Data shown:
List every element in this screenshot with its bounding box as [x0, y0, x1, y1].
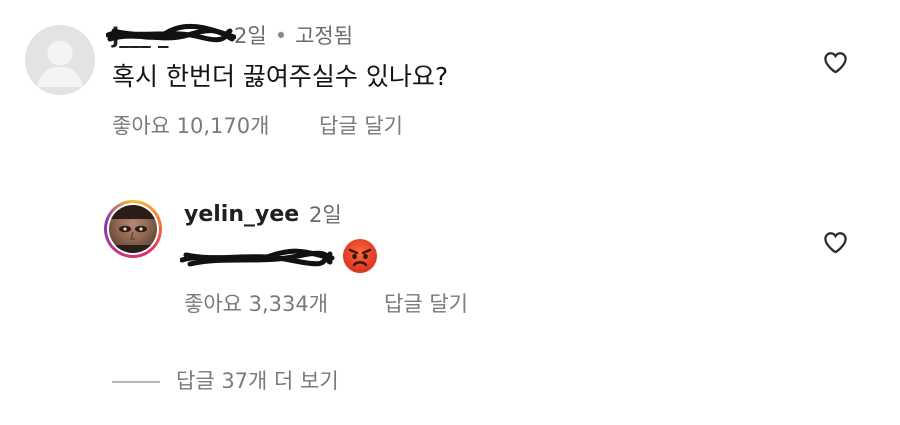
reply-avatar-ring-gap [107, 203, 159, 255]
reply-likes-count[interactable]: 좋아요 3,334개 [184, 290, 328, 318]
heart-icon[interactable] [822, 229, 849, 256]
comment-text: 혹시 한번더 끓여주실수 있나요? [112, 62, 449, 91]
view-more-divider [112, 381, 160, 383]
default-avatar[interactable] [25, 25, 95, 95]
angry-face-icon [343, 239, 377, 273]
comment-time: 2일 [234, 24, 267, 48]
meta-separator: • [274, 24, 288, 48]
redaction-scribble [180, 248, 335, 267]
reply-avatar-story-ring[interactable] [104, 200, 162, 258]
reply-avatar [109, 205, 157, 253]
comment-meta: 2일 • 고정됨 [234, 22, 353, 50]
heart-icon[interactable] [822, 49, 849, 76]
reply-time: 2일 [309, 203, 342, 227]
pinned-label: 고정됨 [295, 24, 354, 48]
comment-reply-button[interactable]: 답글 달기 [319, 112, 403, 140]
avatar-face-icon [109, 205, 157, 253]
comment-likes-count[interactable]: 좋아요 10,170개 [112, 112, 269, 140]
view-more-replies-button[interactable]: 답글 37개 더 보기 [176, 366, 339, 396]
redaction-scribble [106, 23, 236, 43]
reply-reply-button[interactable]: 답글 달기 [384, 290, 468, 318]
reply-username[interactable]: yelin_yee [184, 200, 299, 230]
default-avatar-icon [37, 40, 83, 87]
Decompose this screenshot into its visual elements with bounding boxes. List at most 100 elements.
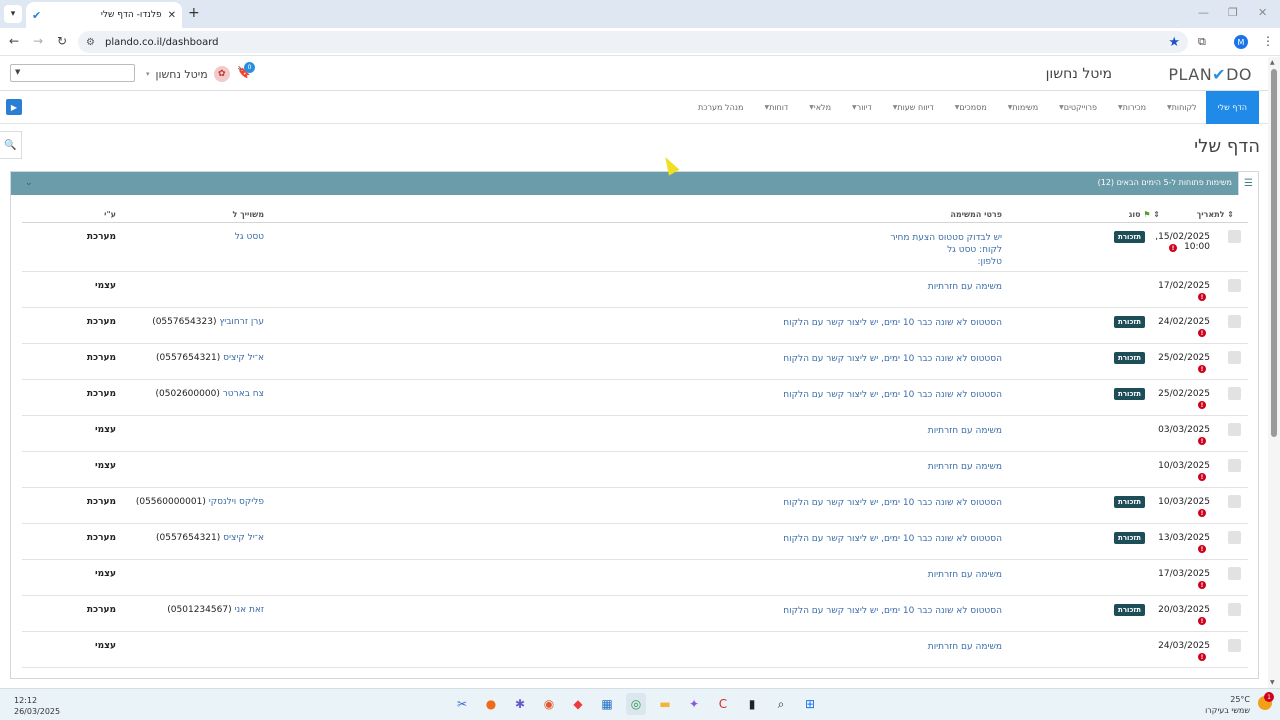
row-checkbox[interactable]	[1228, 423, 1241, 436]
nav-item-9[interactable]: דוחות ▼	[752, 91, 797, 124]
table-row[interactable]: ,15/02/2025 10:00! תזכורת יש לבדוק סטטוס הצ…	[22, 223, 1248, 272]
nav-item-4[interactable]: משימות ▼	[996, 91, 1047, 124]
restore-icon[interactable]: ❐	[1228, 6, 1238, 19]
nav-item-3[interactable]: פרוייקטים ▼	[1047, 91, 1106, 124]
taskbar-clock[interactable]: 12:12 26/03/2025	[14, 695, 60, 717]
paint-icon[interactable]: ●	[481, 693, 501, 715]
notifications-icon[interactable]: 🔖 0	[237, 62, 255, 79]
header-select[interactable]: ▼	[10, 64, 135, 82]
snipping-tool-icon[interactable]: ✂	[452, 693, 472, 715]
table-row[interactable]: 17/03/2025! משימה עם חזרתיות עצמי	[22, 560, 1248, 596]
task-details-link[interactable]: יש לבדוק סטטוס הצעת מחיר לקוח: טסט גל טלפו…	[890, 232, 1002, 268]
nav-item-7[interactable]: דיוור ▼	[840, 91, 881, 124]
site-info-icon[interactable]: ⚙	[86, 37, 95, 48]
browser-tab[interactable]: ✔ פלנדו- הדף שלי ✕	[26, 2, 182, 28]
scroll-down-icon[interactable]: ▼	[1270, 679, 1275, 686]
terminal-icon[interactable]: ▮	[742, 693, 762, 715]
extensions-icon[interactable]: ⧉	[1198, 35, 1206, 49]
browser-menu-icon[interactable]: ⋮	[1262, 34, 1274, 48]
back-icon[interactable]: ←	[9, 34, 19, 48]
row-checkbox[interactable]	[1228, 495, 1241, 508]
table-row[interactable]: 17/02/2025! משימה עם חזרתיות עצמי	[22, 272, 1248, 308]
store-icon[interactable]: ▦	[597, 693, 617, 715]
url-text[interactable]: plando.co.il/dashboard	[105, 37, 1168, 48]
page-scrollbar[interactable]: ▲ ▼	[1268, 57, 1280, 688]
table-row[interactable]: 20/03/2025! תזכורת הסטטוס לא שונה כבר 10 י…	[22, 596, 1248, 632]
task-details-link[interactable]: משימה עם חזרתיות	[928, 425, 1002, 437]
search-icon[interactable]: ⌕	[771, 693, 791, 715]
panel-header[interactable]: ☰ משימות פתוחות ל-5 הימים הבאים (12) ⌄	[11, 172, 1258, 195]
row-checkbox[interactable]	[1228, 531, 1241, 544]
table-row[interactable]: 24/02/2025! תזכורת הסטטוס לא שונה כבר 10 י…	[22, 308, 1248, 344]
associated-name-link[interactable]: א־יל קיציס	[223, 533, 264, 543]
anydesk-icon[interactable]: ◆	[568, 693, 588, 715]
user-menu[interactable]: ▾ מיטל נחשון ✿	[146, 66, 230, 82]
file-explorer-icon[interactable]: ▬	[655, 693, 675, 715]
nav-item-2[interactable]: מכירות ▼	[1106, 91, 1155, 124]
play-icon[interactable]: ▶	[6, 99, 22, 115]
collapse-icon[interactable]: ⌄	[25, 178, 33, 188]
plando-logo[interactable]: PLAN✔DO	[1168, 65, 1252, 84]
row-checkbox[interactable]	[1228, 567, 1241, 580]
row-checkbox[interactable]	[1228, 639, 1241, 652]
nav-item-10[interactable]: מנהל מערכת	[689, 91, 752, 124]
forward-icon[interactable]: →	[33, 34, 43, 48]
table-row[interactable]: 24/03/2025! משימה עם חזרתיות עצמי	[22, 632, 1248, 668]
associated-name-link[interactable]: צח בארטר	[223, 389, 264, 399]
task-details-link[interactable]: משימה עם חזרתיות	[928, 569, 1002, 581]
scrollbar-thumb[interactable]	[1271, 69, 1277, 437]
associated-name-link[interactable]: א־יל קיציס	[223, 353, 264, 363]
associated-name-link[interactable]: פליקס וילנסקי	[209, 497, 264, 507]
table-row[interactable]: 10/03/2025! משימה עם חזרתיות עצמי	[22, 452, 1248, 488]
url-bar[interactable]: ⚙ plando.co.il/dashboard ★	[78, 31, 1188, 53]
chrome-icon[interactable]: ◎	[626, 693, 646, 715]
row-checkbox[interactable]	[1228, 387, 1241, 400]
profile-avatar[interactable]: M	[1234, 35, 1248, 49]
row-checkbox[interactable]	[1228, 351, 1241, 364]
table-row[interactable]: 25/02/2025! תזכורת הסטטוס לא שונה כבר 10 י…	[22, 344, 1248, 380]
table-row[interactable]: 03/03/2025! משימה עם חזרתיות עצמי	[22, 416, 1248, 452]
table-row[interactable]: 13/03/2025! תזכורת הסטטוס לא שונה כבר 10 י…	[22, 524, 1248, 560]
tab-search-icon[interactable]: ▾	[4, 5, 22, 23]
nav-item-8[interactable]: מלאי ▼	[797, 91, 840, 124]
associated-name-link[interactable]: ערן זרחוביץ	[219, 317, 264, 327]
reload-icon[interactable]: ↻	[57, 34, 67, 48]
task-details-link[interactable]: הסטטוס לא שונה כבר 10 ימים, יש ליצור קשר…	[783, 497, 1002, 509]
list-icon[interactable]: ☰	[1238, 172, 1258, 195]
windows-start-icon[interactable]: ⊞	[800, 693, 820, 715]
associated-name-link[interactable]: זאת אני	[234, 605, 264, 615]
task-details-link[interactable]: משימה עם חזרתיות	[928, 461, 1002, 473]
bookmark-star-icon[interactable]: ★	[1168, 35, 1180, 50]
col-type[interactable]: ⇕ ⚑ סוג	[1129, 210, 1160, 219]
task-details-link[interactable]: הסטטוס לא שונה כבר 10 ימים, יש ליצור קשר…	[783, 317, 1002, 329]
task-details-link[interactable]: הסטטוס לא שונה כבר 10 ימים, יש ליצור קשר…	[783, 389, 1002, 401]
nav-item-5[interactable]: מסמכים ▼	[943, 91, 996, 124]
row-checkbox[interactable]	[1228, 603, 1241, 616]
row-checkbox[interactable]	[1228, 230, 1241, 243]
task-details-link[interactable]: משימה עם חזרתיות	[928, 641, 1002, 653]
row-checkbox[interactable]	[1228, 279, 1241, 292]
scroll-up-icon[interactable]: ▲	[1270, 59, 1275, 66]
settings-icon[interactable]: ✱	[510, 693, 530, 715]
col-date[interactable]: ⇕ לתאריך	[1197, 210, 1234, 219]
close-tab-icon[interactable]: ✕	[168, 10, 176, 21]
nav-item-6[interactable]: דיווח שעות ▼	[881, 91, 943, 124]
task-details-link[interactable]: הסטטוס לא שונה כבר 10 ימים, יש ליצור קשר…	[783, 605, 1002, 617]
firefox-icon[interactable]: ◉	[539, 693, 559, 715]
window-close-icon[interactable]: ✕	[1258, 6, 1267, 19]
associated-name-link[interactable]: טסט גל	[235, 232, 264, 242]
search-button[interactable]: 🔍	[0, 131, 22, 159]
table-row[interactable]: 25/02/2025! תזכורת הסטטוס לא שונה כבר 10 י…	[22, 380, 1248, 416]
minimize-icon[interactable]: —	[1198, 6, 1209, 19]
new-tab-icon[interactable]: +	[188, 5, 200, 21]
pdf-icon[interactable]: C	[713, 693, 733, 715]
task-details-link[interactable]: משימה עם חזרתיות	[928, 281, 1002, 293]
copilot-icon[interactable]: ✦	[684, 693, 704, 715]
weather-widget[interactable]: 25°C שמשי בעיקרו	[1205, 694, 1250, 716]
task-details-link[interactable]: הסטטוס לא שונה כבר 10 ימים, יש ליצור קשר…	[783, 533, 1002, 545]
nav-item-1[interactable]: לקוחות ▼	[1155, 91, 1206, 124]
sun-icon[interactable]: 1	[1258, 692, 1274, 710]
task-details-link[interactable]: הסטטוס לא שונה כבר 10 ימים, יש ליצור קשר…	[783, 353, 1002, 365]
row-checkbox[interactable]	[1228, 459, 1241, 472]
row-checkbox[interactable]	[1228, 315, 1241, 328]
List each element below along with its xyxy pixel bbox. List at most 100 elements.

Given request: Please reproduce the lines of the data above verbatim, starting at the line that contains "423, 1241, 436]" and stopping after the line that contains "user-menu[interactable]: ▾ מיטל".

Exercise response:
row-checkbox[interactable]	[1228, 423, 1241, 436]
nav-item-9[interactable]: דוחות ▼	[752, 91, 797, 124]
table-row[interactable]: ,15/02/2025 10:00! תזכורת יש לבדוק סטטוס הצ…	[22, 223, 1248, 272]
nav-item-4[interactable]: משימות ▼	[996, 91, 1047, 124]
restore-icon[interactable]: ❐	[1228, 6, 1238, 19]
nav-item-3[interactable]: פרוייקטים ▼	[1047, 91, 1106, 124]
taskbar-clock[interactable]: 12:12 26/03/2025	[14, 695, 60, 717]
paint-icon[interactable]: ●	[481, 693, 501, 715]
notifications-icon[interactable]: 🔖 0	[237, 62, 255, 79]
header-select[interactable]: ▼	[10, 64, 135, 82]
snipping-tool-icon[interactable]: ✂	[452, 693, 472, 715]
table-row[interactable]: 17/03/2025! משימה עם חזרתיות עצמי	[22, 560, 1248, 596]
task-details-link[interactable]: יש לבדוק סטטוס הצעת מחיר לקוח: טסט גל טלפו…	[890, 232, 1002, 268]
nav-item-7[interactable]: דיוור ▼	[840, 91, 881, 124]
site-info-icon[interactable]: ⚙	[86, 37, 95, 48]
browser-tab[interactable]: ✔ פלנדו- הדף שלי ✕	[26, 2, 182, 28]
scroll-down-icon[interactable]: ▼	[1270, 679, 1275, 686]
terminal-icon[interactable]: ▮	[742, 693, 762, 715]
extensions-icon[interactable]: ⧉	[1198, 35, 1206, 49]
browser-menu-icon[interactable]: ⋮	[1262, 34, 1274, 48]
back-icon[interactable]: ←	[9, 34, 19, 48]
row-checkbox[interactable]	[1228, 495, 1241, 508]
table-row[interactable]: 17/02/2025! משימה עם חזרתיות עצמי	[22, 272, 1248, 308]
store-icon[interactable]: ▦	[597, 693, 617, 715]
url-text[interactable]: plando.co.il/dashboard	[105, 37, 1168, 48]
page-scrollbar[interactable]: ▲ ▼	[1268, 57, 1280, 688]
table-row[interactable]: 20/03/2025! תזכורת הסטטוס לא שונה כבר 10 י…	[22, 596, 1248, 632]
task-details-link[interactable]: משימה עם חזרתיות	[928, 425, 1002, 437]
search-icon[interactable]: ⌕	[771, 693, 791, 715]
panel-header[interactable]: ☰ משימות פתוחות ל-5 הימים הבאים (12) ⌄	[11, 172, 1258, 195]
row-checkbox[interactable]	[1228, 531, 1241, 544]
table-row[interactable]: 24/02/2025! תזכורת הסטטוס לא שונה כבר 10 י…	[22, 308, 1248, 344]
associated-name-link[interactable]: א־יל קיציס	[223, 533, 264, 543]
anydesk-icon[interactable]: ◆	[568, 693, 588, 715]
user-menu[interactable]: ▾ מיטל נחשון ✿	[146, 66, 230, 82]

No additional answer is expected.